* **Work instruction**: Which lines of the data include the string "från"? List them all.

* * *

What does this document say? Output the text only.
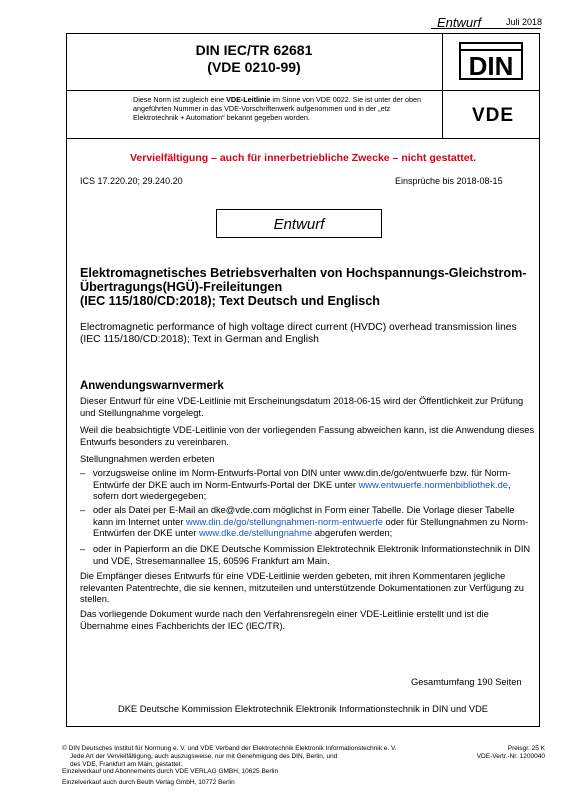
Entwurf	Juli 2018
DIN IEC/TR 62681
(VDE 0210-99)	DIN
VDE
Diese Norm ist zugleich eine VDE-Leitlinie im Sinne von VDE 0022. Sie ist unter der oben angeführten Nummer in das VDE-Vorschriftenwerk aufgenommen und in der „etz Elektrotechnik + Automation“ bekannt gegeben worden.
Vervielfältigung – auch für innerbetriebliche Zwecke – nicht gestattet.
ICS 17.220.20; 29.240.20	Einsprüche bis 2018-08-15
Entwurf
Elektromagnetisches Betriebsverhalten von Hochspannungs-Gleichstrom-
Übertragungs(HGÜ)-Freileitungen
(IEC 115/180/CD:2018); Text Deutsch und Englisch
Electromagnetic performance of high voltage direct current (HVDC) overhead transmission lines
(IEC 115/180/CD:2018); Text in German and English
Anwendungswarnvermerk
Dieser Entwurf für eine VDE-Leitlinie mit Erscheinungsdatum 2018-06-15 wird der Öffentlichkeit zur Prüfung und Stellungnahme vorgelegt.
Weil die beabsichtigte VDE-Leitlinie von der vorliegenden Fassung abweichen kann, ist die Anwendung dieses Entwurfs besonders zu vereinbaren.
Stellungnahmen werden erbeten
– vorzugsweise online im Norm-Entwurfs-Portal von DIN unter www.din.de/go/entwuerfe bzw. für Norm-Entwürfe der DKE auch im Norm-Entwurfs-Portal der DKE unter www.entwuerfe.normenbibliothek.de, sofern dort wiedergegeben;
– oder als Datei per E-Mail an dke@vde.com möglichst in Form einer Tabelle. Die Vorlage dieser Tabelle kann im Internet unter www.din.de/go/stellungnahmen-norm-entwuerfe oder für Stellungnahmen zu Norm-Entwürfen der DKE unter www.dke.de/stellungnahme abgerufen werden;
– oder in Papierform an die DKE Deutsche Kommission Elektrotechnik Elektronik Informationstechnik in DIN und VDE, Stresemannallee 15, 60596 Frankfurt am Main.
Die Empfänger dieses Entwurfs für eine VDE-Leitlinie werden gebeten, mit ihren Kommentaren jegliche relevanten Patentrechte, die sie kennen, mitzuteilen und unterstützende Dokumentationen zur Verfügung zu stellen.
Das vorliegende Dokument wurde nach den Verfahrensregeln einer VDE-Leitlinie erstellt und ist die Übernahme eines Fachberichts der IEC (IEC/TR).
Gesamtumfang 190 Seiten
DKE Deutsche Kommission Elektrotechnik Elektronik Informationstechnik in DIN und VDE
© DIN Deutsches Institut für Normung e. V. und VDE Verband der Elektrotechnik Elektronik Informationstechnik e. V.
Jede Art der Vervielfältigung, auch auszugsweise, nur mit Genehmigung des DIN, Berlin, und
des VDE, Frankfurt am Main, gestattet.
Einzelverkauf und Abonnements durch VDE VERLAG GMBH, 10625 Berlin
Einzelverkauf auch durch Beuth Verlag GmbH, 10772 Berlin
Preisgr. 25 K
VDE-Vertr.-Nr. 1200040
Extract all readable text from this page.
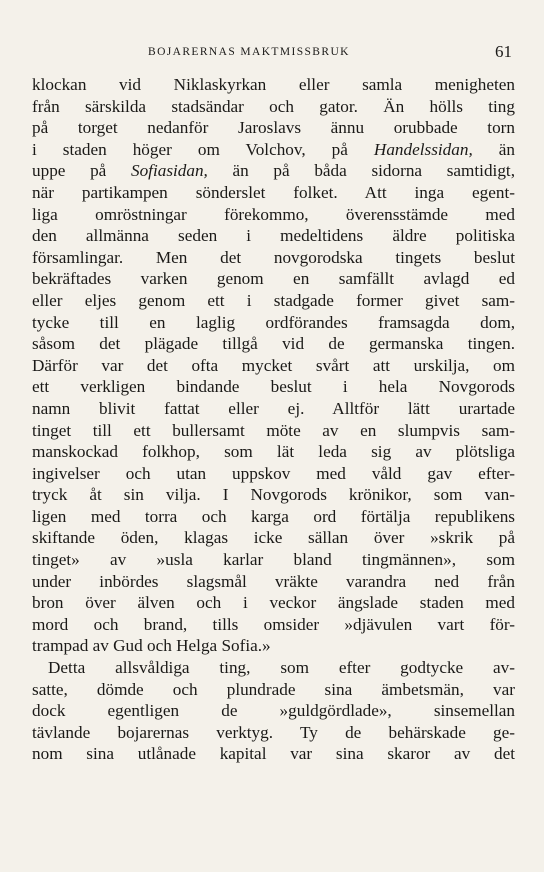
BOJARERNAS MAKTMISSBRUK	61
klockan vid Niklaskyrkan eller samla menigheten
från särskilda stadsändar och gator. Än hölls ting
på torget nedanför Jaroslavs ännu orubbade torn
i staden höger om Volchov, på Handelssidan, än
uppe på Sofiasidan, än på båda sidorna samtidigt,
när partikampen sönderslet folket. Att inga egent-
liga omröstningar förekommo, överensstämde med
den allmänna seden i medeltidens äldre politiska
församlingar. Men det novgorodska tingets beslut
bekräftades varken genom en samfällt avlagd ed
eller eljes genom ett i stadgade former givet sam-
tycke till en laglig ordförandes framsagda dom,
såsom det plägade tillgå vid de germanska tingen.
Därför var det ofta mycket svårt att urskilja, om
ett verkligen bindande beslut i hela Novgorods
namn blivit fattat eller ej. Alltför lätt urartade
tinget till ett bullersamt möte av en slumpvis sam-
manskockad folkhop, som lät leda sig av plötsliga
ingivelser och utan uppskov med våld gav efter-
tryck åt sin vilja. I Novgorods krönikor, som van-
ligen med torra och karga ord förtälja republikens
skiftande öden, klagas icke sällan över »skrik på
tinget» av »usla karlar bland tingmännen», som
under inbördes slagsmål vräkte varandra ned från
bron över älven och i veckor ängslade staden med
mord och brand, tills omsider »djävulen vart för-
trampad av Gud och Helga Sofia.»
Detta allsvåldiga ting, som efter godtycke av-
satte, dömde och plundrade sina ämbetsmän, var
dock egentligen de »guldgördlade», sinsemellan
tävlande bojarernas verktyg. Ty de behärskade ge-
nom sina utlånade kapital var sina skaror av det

* * *

* **Result of the task**:
från särskilda stadsändar och gator. Än hölls ting
under inbördes slagsmål vräkte varandra ned från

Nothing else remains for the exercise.